• Required work
Would you quote every entry exactly, dropping only the pictures?

• Records supplied
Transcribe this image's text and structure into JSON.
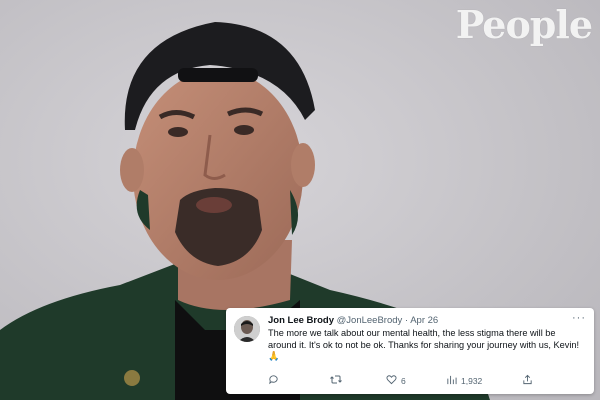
{
  "watermark": {
    "brand": "People"
  },
  "tweet": {
    "author_name": "Jon Lee Brody",
    "handle": "@JonLeeBrody",
    "separator": "·",
    "date": "Apr 26",
    "text": "The more we talk about our mental health, the less stigma there will be around it. It's ok to not be ok. Thanks for sharing your journey with us, Kevin! 🙏",
    "more_label": "···",
    "actions": {
      "reply_icon": "reply-icon",
      "retweet_icon": "retweet-icon",
      "like_icon": "heart-icon",
      "like_count": "6",
      "views_icon": "views-icon",
      "views_count": "1,932",
      "share_icon": "share-icon"
    }
  },
  "colors": {
    "background": "#c9c7cc",
    "tweet_text": "#0f1419",
    "tweet_meta": "#536471",
    "jacket": "#1f3a2a",
    "cap": "#1c1c1f"
  }
}
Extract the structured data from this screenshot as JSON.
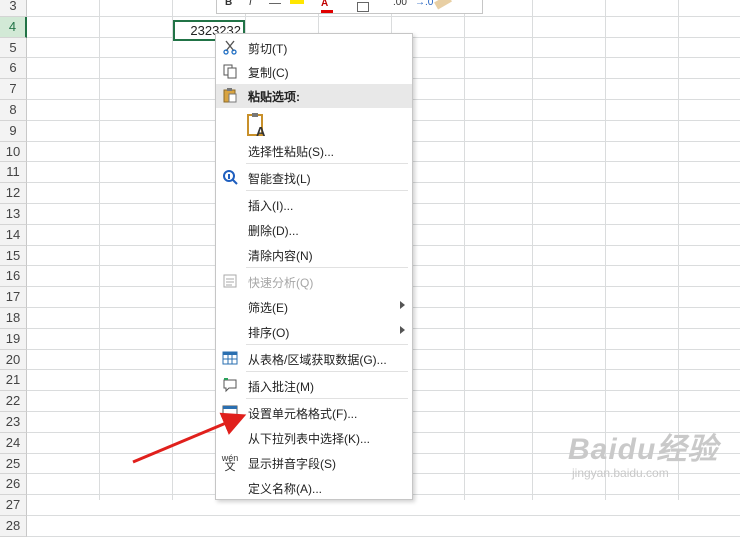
{
  "sheet": {
    "rows": [
      "3",
      "4",
      "5",
      "6",
      "7",
      "8",
      "9",
      "10",
      "11",
      "12",
      "13",
      "14",
      "15",
      "16",
      "17",
      "18",
      "19",
      "20",
      "21",
      "22",
      "23",
      "24",
      "25",
      "26",
      "27",
      "28"
    ],
    "active_row": "4",
    "selected_cell_value": "2323232"
  },
  "minibar": {
    "bold": "B",
    "italic": "I",
    "inc_decimal": ".00",
    "dec_decimal": "→.0"
  },
  "context_menu": {
    "cut": "剪切(T)",
    "copy": "复制(C)",
    "paste_options": "粘贴选项:",
    "paste_special": "选择性粘贴(S)...",
    "smart_lookup": "智能查找(L)",
    "insert": "插入(I)...",
    "delete": "删除(D)...",
    "clear_contents": "清除内容(N)",
    "quick_analysis": "快速分析(Q)",
    "filter": "筛选(E)",
    "sort": "排序(O)",
    "from_table": "从表格/区域获取数据(G)...",
    "insert_comment": "插入批注(M)",
    "format_cells": "设置单元格格式(F)...",
    "pick_from_list": "从下拉列表中选择(K)...",
    "show_phonetic": "显示拼音字段(S)",
    "define_name": "定义名称(A)..."
  },
  "watermark": {
    "brand": "Baidu经验",
    "url": "jingyan.baidu.com"
  }
}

• Completed exercise
Transcribe this image's text and structure into JSON.
{
  "watermark": {
    "brand": "People"
  },
  "tweet": {
    "author_name": "Jon Lee Brody",
    "handle": "@JonLeeBrody",
    "separator": "·",
    "date": "Apr 26",
    "text": "The more we talk about our mental health, the less stigma there will be around it. It's ok to not be ok. Thanks for sharing your journey with us, Kevin! 🙏",
    "more_label": "···",
    "actions": {
      "reply_icon": "reply-icon",
      "retweet_icon": "retweet-icon",
      "like_icon": "heart-icon",
      "like_count": "6",
      "views_icon": "views-icon",
      "views_count": "1,932",
      "share_icon": "share-icon"
    }
  },
  "colors": {
    "background": "#c9c7cc",
    "tweet_text": "#0f1419",
    "tweet_meta": "#536471",
    "jacket": "#1f3a2a",
    "cap": "#1c1c1f"
  }
}
Extract the structured data from this screenshot as JSON.
{
  "sheet": {
    "rows": [
      "3",
      "4",
      "5",
      "6",
      "7",
      "8",
      "9",
      "10",
      "11",
      "12",
      "13",
      "14",
      "15",
      "16",
      "17",
      "18",
      "19",
      "20",
      "21",
      "22",
      "23",
      "24",
      "25",
      "26",
      "27",
      "28"
    ],
    "active_row": "4",
    "selected_cell_value": "2323232"
  },
  "minibar": {
    "bold": "B",
    "italic": "I",
    "inc_decimal": ".00",
    "dec_decimal": "→.0"
  },
  "context_menu": {
    "cut": "剪切(T)",
    "copy": "复制(C)",
    "paste_options": "粘贴选项:",
    "paste_special": "选择性粘贴(S)...",
    "smart_lookup": "智能查找(L)",
    "insert": "插入(I)...",
    "delete": "删除(D)...",
    "clear_contents": "清除内容(N)",
    "quick_analysis": "快速分析(Q)",
    "filter": "筛选(E)",
    "sort": "排序(O)",
    "from_table": "从表格/区域获取数据(G)...",
    "insert_comment": "插入批注(M)",
    "format_cells": "设置单元格格式(F)...",
    "pick_from_list": "从下拉列表中选择(K)...",
    "show_phonetic": "显示拼音字段(S)",
    "define_name": "定义名称(A)..."
  },
  "watermark": {
    "brand": "Baidu经验",
    "url": "jingyan.baidu.com"
  }
}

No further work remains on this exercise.